**Directions**
Repeat the data verbatim.
● ● ●
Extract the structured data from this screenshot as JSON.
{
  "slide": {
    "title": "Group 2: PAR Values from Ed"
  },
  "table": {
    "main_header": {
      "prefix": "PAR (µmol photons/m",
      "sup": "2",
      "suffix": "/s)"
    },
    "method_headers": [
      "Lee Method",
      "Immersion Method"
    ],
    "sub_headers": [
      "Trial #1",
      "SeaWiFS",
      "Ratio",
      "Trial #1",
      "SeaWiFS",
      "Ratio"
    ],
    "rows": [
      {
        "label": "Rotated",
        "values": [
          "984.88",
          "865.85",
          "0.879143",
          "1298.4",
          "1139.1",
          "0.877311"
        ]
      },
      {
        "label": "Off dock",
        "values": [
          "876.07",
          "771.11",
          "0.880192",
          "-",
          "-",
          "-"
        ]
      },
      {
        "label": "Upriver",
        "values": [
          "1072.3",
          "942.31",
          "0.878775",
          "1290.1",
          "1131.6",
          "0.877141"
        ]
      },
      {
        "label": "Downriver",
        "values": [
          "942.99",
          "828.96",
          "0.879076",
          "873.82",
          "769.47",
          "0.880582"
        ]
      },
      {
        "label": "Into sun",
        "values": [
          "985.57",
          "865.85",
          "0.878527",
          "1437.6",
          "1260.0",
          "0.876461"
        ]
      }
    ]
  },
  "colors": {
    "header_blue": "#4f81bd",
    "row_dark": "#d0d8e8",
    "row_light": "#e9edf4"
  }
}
● ● ●
**Written answer**
Extract the structured data from this screenshot as JSON.
{
  "slide": {
    "title": "Group 2: PAR Values from Ed"
  },
  "table": {
    "main_header": {
      "prefix": "PAR (µmol photons/m",
      "sup": "2",
      "suffix": "/s)"
    },
    "method_headers": [
      "Lee Method",
      "Immersion Method"
    ],
    "sub_headers": [
      "Trial #1",
      "SeaWiFS",
      "Ratio",
      "Trial #1",
      "SeaWiFS",
      "Ratio"
    ],
    "rows": [
      {
        "label": "Rotated",
        "values": [
          "984.88",
          "865.85",
          "0.879143",
          "1298.4",
          "1139.1",
          "0.877311"
        ]
      },
      {
        "label": "Off dock",
        "values": [
          "876.07",
          "771.11",
          "0.880192",
          "-",
          "-",
          "-"
        ]
      },
      {
        "label": "Upriver",
        "values": [
          "1072.3",
          "942.31",
          "0.878775",
          "1290.1",
          "1131.6",
          "0.877141"
        ]
      },
      {
        "label": "Downriver",
        "values": [
          "942.99",
          "828.96",
          "0.879076",
          "873.82",
          "769.47",
          "0.880582"
        ]
      },
      {
        "label": "Into sun",
        "values": [
          "985.57",
          "865.85",
          "0.878527",
          "1437.6",
          "1260.0",
          "0.876461"
        ]
      }
    ]
  },
  "colors": {
    "header_blue": "#4f81bd",
    "row_dark": "#d0d8e8",
    "row_light": "#e9edf4"
  }
}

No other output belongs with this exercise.